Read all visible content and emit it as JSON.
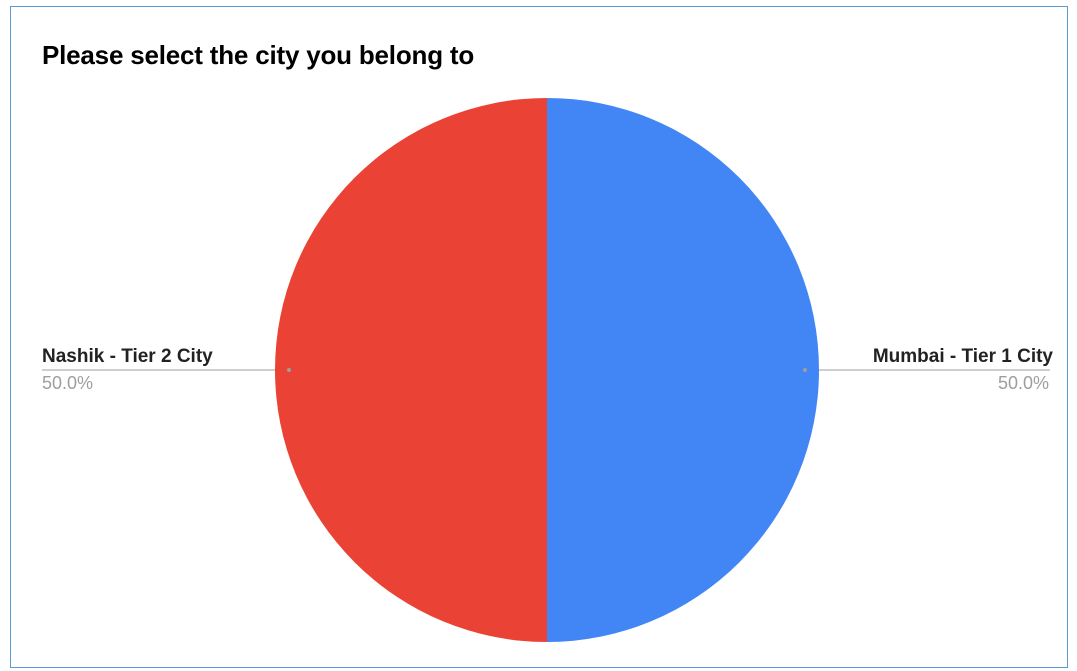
{
  "chart_data": {
    "type": "pie",
    "title": "Please select the city you belong to",
    "slices": [
      {
        "label": "Mumbai - Tier 1 City",
        "value": 50.0,
        "percent_label": "50.0%",
        "color": "#4285f4"
      },
      {
        "label": "Nashik - Tier 2 City",
        "value": 50.0,
        "percent_label": "50.0%",
        "color": "#ea4335"
      }
    ],
    "legend": "none",
    "label_style": "callout"
  }
}
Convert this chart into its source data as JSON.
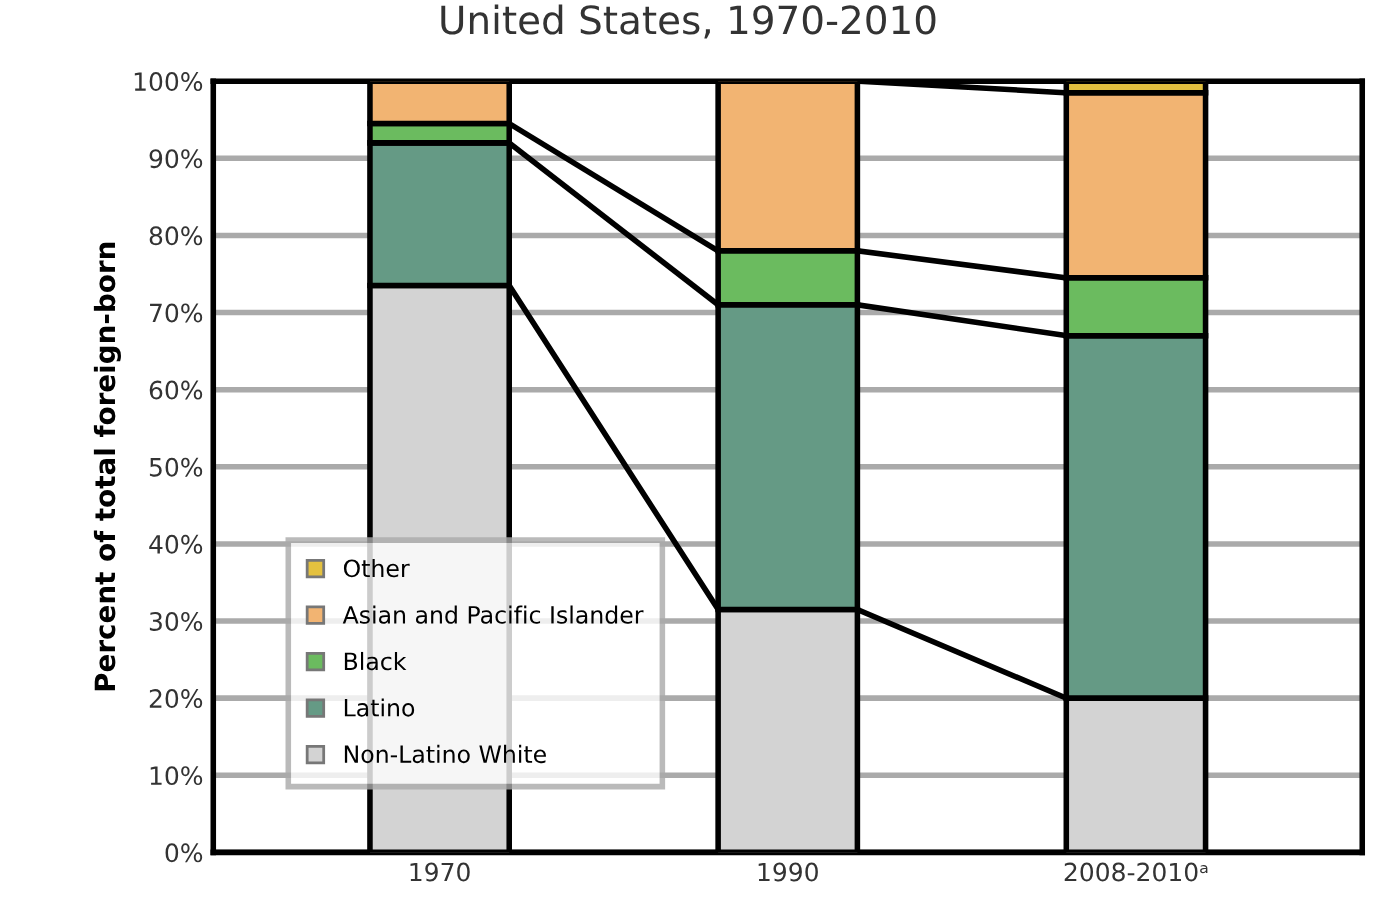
{
  "chart_data": {
    "type": "bar",
    "stacked": true,
    "title": "United States, 1970-2010",
    "ylabel": "Percent of total foreign-born",
    "categories": [
      "1970",
      "1990",
      "2008-2010ᵃ"
    ],
    "series": [
      {
        "name": "Non-Latino White",
        "color": "#d3d3d3",
        "values": [
          73.5,
          31.5,
          20
        ]
      },
      {
        "name": "Latino",
        "color": "#659a85",
        "values": [
          18.5,
          39.5,
          47
        ]
      },
      {
        "name": "Black",
        "color": "#6bbb5f",
        "values": [
          2.5,
          7,
          7.5
        ]
      },
      {
        "name": "Asian and Pacific Islander",
        "color": "#f2b472",
        "values": [
          5.5,
          22,
          24
        ]
      },
      {
        "name": "Other",
        "color": "#e4c13f",
        "values": [
          null,
          null,
          1.5
        ]
      }
    ],
    "ylim": [
      0,
      100
    ],
    "yticks": [
      {
        "value": 0,
        "label": "0%"
      },
      {
        "value": 10,
        "label": "10%"
      },
      {
        "value": 20,
        "label": "20%"
      },
      {
        "value": 30,
        "label": "30%"
      },
      {
        "value": 40,
        "label": "40%"
      },
      {
        "value": 50,
        "label": "50%"
      },
      {
        "value": 60,
        "label": "60%"
      },
      {
        "value": 70,
        "label": "70%"
      },
      {
        "value": 80,
        "label": "80%"
      },
      {
        "value": 90,
        "label": "90%"
      },
      {
        "value": 100,
        "label": "100%"
      }
    ],
    "grid": "y",
    "legend": "bottom left"
  }
}
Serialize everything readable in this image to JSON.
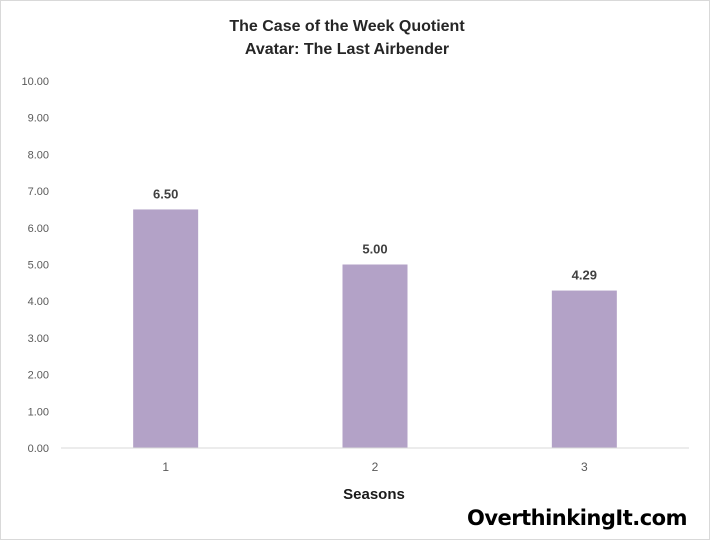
{
  "chart_data": {
    "type": "bar",
    "title": "The Case of the Week Quotient",
    "subtitle": "Avatar: The Last Airbender",
    "xlabel": "Seasons",
    "ylabel": "",
    "categories": [
      "1",
      "2",
      "3"
    ],
    "values": [
      6.5,
      5.0,
      4.29
    ],
    "data_labels": [
      "6.50",
      "5.00",
      "4.29"
    ],
    "ylim": [
      0,
      10
    ],
    "yticks": [
      "0.00",
      "1.00",
      "2.00",
      "3.00",
      "4.00",
      "5.00",
      "6.00",
      "7.00",
      "8.00",
      "9.00",
      "10.00"
    ],
    "grid": false,
    "legend": "none",
    "bar_color": "#b3a2c7"
  },
  "watermark": "OverthinkingIt.com"
}
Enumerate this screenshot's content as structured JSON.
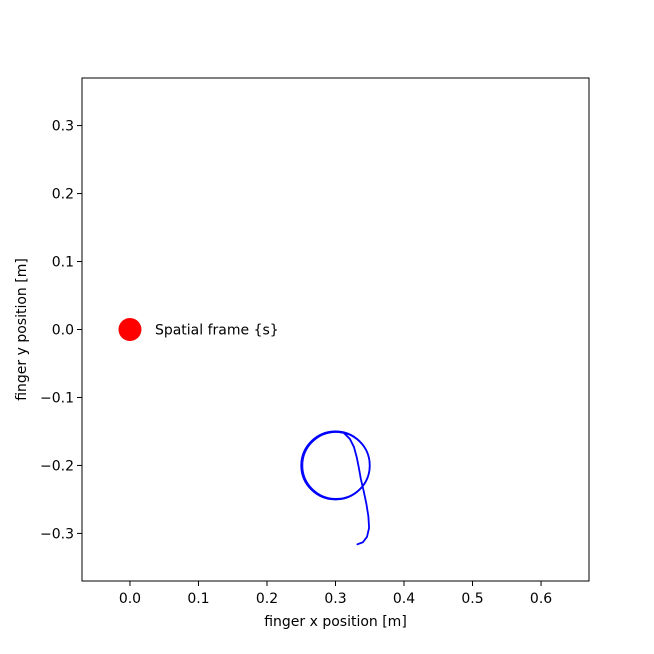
{
  "chart_data": {
    "type": "line",
    "title": "",
    "xlabel": "finger x position [m]",
    "ylabel": "finger y position [m]",
    "xlim": [
      -0.07,
      0.67
    ],
    "ylim": [
      -0.37,
      0.37
    ],
    "xticks": [
      0.0,
      0.1,
      0.2,
      0.3,
      0.4,
      0.5,
      0.6
    ],
    "yticks": [
      -0.3,
      -0.2,
      -0.1,
      0.0,
      0.1,
      0.2,
      0.3
    ],
    "xtick_labels": [
      "0.0",
      "0.1",
      "0.2",
      "0.3",
      "0.4",
      "0.5",
      "0.6"
    ],
    "ytick_labels": [
      "−0.3",
      "−0.2",
      "−0.1",
      "0.0",
      "0.1",
      "0.2",
      "0.3"
    ],
    "grid": false,
    "series": [
      {
        "color": "#0000ff",
        "approach_path": [
          [
            0.332,
            -0.316
          ],
          [
            0.34,
            -0.313
          ],
          [
            0.346,
            -0.305
          ],
          [
            0.349,
            -0.292
          ],
          [
            0.348,
            -0.275
          ],
          [
            0.345,
            -0.256
          ],
          [
            0.341,
            -0.237
          ],
          [
            0.337,
            -0.22
          ],
          [
            0.334,
            -0.203
          ],
          [
            0.331,
            -0.188
          ],
          [
            0.327,
            -0.173
          ],
          [
            0.321,
            -0.161
          ],
          [
            0.312,
            -0.152
          ],
          [
            0.3,
            -0.15
          ]
        ],
        "circle": {
          "center": [
            0.3,
            -0.2
          ],
          "radius": 0.05
        }
      }
    ],
    "markers": [
      {
        "name": "spatial-frame",
        "x": 0.0,
        "y": 0.0,
        "color": "#ff0000",
        "label": "Spatial frame {s}"
      }
    ]
  }
}
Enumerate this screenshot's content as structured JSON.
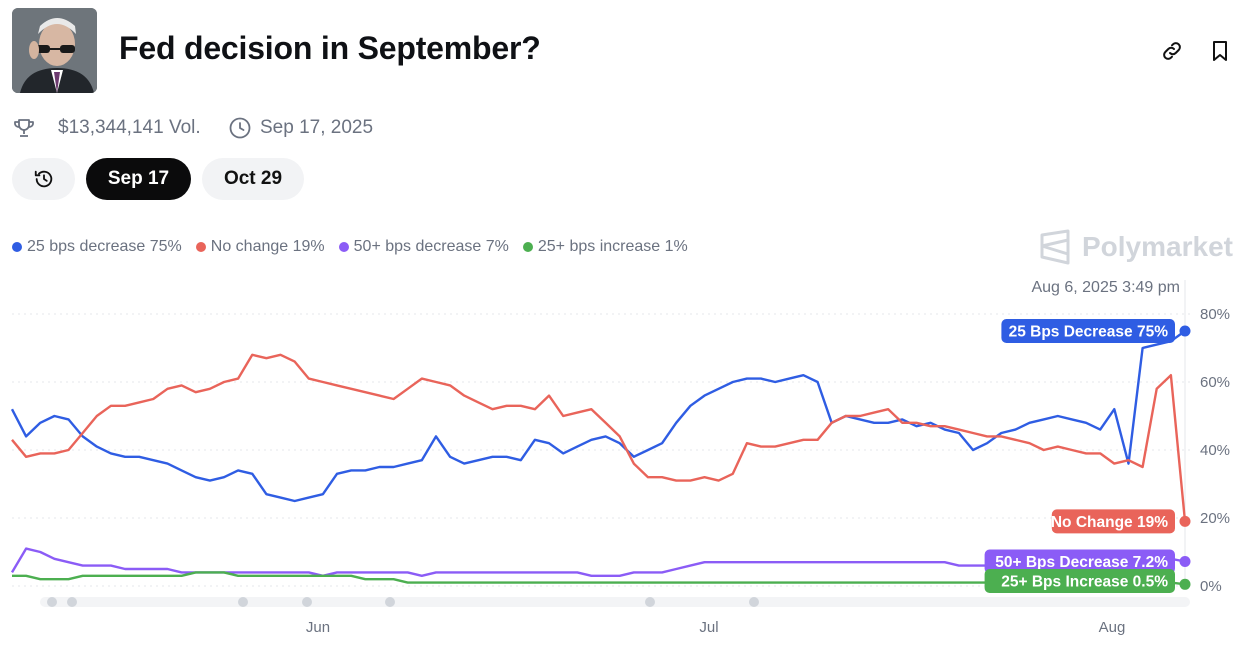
{
  "header": {
    "title": "Fed decision in September?",
    "volume": "$13,344,141 Vol.",
    "end_date": "Sep 17, 2025"
  },
  "tabs": [
    {
      "label": "Sep 17",
      "active": true
    },
    {
      "label": "Oct 29",
      "active": false
    }
  ],
  "legend": [
    {
      "label": "25 bps decrease 75%",
      "color": "#2f5de3"
    },
    {
      "label": "No change 19%",
      "color": "#e9645a"
    },
    {
      "label": "50+ bps decrease 7%",
      "color": "#8b5cf6"
    },
    {
      "label": "25+ bps increase 1%",
      "color": "#4caf50"
    }
  ],
  "brand": "Polymarket",
  "icons": {
    "market_image": "portrait-image",
    "link": "link-icon",
    "bookmark": "bookmark-icon",
    "volume": "trophy-icon",
    "date": "clock-icon",
    "history": "history-icon"
  },
  "chart_data": {
    "type": "line",
    "hover_timestamp": "Aug 6, 2025 3:49 pm",
    "yticks": [
      "0%",
      "20%",
      "40%",
      "60%",
      "80%"
    ],
    "xticks": [
      "Jun",
      "Jul",
      "Aug"
    ],
    "ylim": [
      0,
      85
    ],
    "grid": true,
    "legend_position": "top-left",
    "series": [
      {
        "name": "25 Bps Decrease",
        "end_label": "25 Bps Decrease 75%",
        "color": "#2f5de3",
        "values": [
          52,
          44,
          48,
          50,
          49,
          44,
          41,
          39,
          38,
          38,
          37,
          36,
          34,
          32,
          31,
          32,
          34,
          33,
          27,
          26,
          25,
          26,
          27,
          33,
          34,
          34,
          35,
          35,
          36,
          37,
          44,
          38,
          36,
          37,
          38,
          38,
          37,
          43,
          42,
          39,
          41,
          43,
          44,
          42,
          38,
          40,
          42,
          48,
          53,
          56,
          58,
          60,
          61,
          61,
          60,
          61,
          62,
          60,
          48,
          50,
          49,
          48,
          48,
          49,
          47,
          48,
          46,
          45,
          40,
          42,
          45,
          46,
          48,
          49,
          50,
          49,
          48,
          46,
          52,
          36,
          70,
          71,
          72,
          75
        ]
      },
      {
        "name": "No Change",
        "end_label": "No Change 19%",
        "color": "#e9645a",
        "values": [
          43,
          38,
          39,
          39,
          40,
          45,
          50,
          53,
          53,
          54,
          55,
          58,
          59,
          57,
          58,
          60,
          61,
          68,
          67,
          68,
          66,
          61,
          60,
          59,
          58,
          57,
          56,
          55,
          58,
          61,
          60,
          59,
          56,
          54,
          52,
          53,
          53,
          52,
          56,
          50,
          51,
          52,
          48,
          44,
          36,
          32,
          32,
          31,
          31,
          32,
          31,
          33,
          42,
          41,
          41,
          42,
          43,
          43,
          48,
          50,
          50,
          51,
          52,
          48,
          48,
          47,
          47,
          46,
          45,
          44,
          44,
          43,
          42,
          40,
          41,
          40,
          39,
          39,
          36,
          37,
          35,
          58,
          62,
          19
        ]
      },
      {
        "name": "50+ Bps Decrease",
        "end_label": "50+ Bps Decrease 7.2%",
        "color": "#8b5cf6",
        "values": [
          4,
          11,
          10,
          8,
          7,
          6,
          6,
          6,
          5,
          5,
          5,
          5,
          4,
          4,
          4,
          4,
          4,
          4,
          4,
          4,
          4,
          4,
          3,
          4,
          4,
          4,
          4,
          4,
          4,
          3,
          4,
          4,
          4,
          4,
          4,
          4,
          4,
          4,
          4,
          4,
          4,
          3,
          3,
          3,
          4,
          4,
          4,
          5,
          6,
          7,
          7,
          7,
          7,
          7,
          7,
          7,
          7,
          7,
          7,
          7,
          7,
          7,
          7,
          7,
          7,
          7,
          7,
          6,
          6,
          6,
          7,
          7,
          7,
          7,
          7,
          7,
          7,
          7,
          7,
          8,
          8,
          8,
          8,
          7.2
        ]
      },
      {
        "name": "25+ Bps Increase",
        "end_label": "25+ Bps Increase 0.5%",
        "color": "#4caf50",
        "values": [
          3,
          3,
          2,
          2,
          2,
          3,
          3,
          3,
          3,
          3,
          3,
          3,
          3,
          4,
          4,
          4,
          3,
          3,
          3,
          3,
          3,
          3,
          3,
          3,
          3,
          2,
          2,
          2,
          1,
          1,
          1,
          1,
          1,
          1,
          1,
          1,
          1,
          1,
          1,
          1,
          1,
          1,
          1,
          1,
          1,
          1,
          1,
          1,
          1,
          1,
          1,
          1,
          1,
          1,
          1,
          1,
          1,
          1,
          1,
          1,
          1,
          1,
          1,
          1,
          1,
          1,
          1,
          1,
          1,
          1,
          1,
          1,
          1,
          1,
          1,
          1,
          1,
          1,
          1,
          1,
          1,
          1,
          1,
          0.5
        ]
      }
    ]
  }
}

◆ Exercise requirements: Of the lines above, how many contain the string "Tier"? Only the number is required.

◆ Expected answer: 2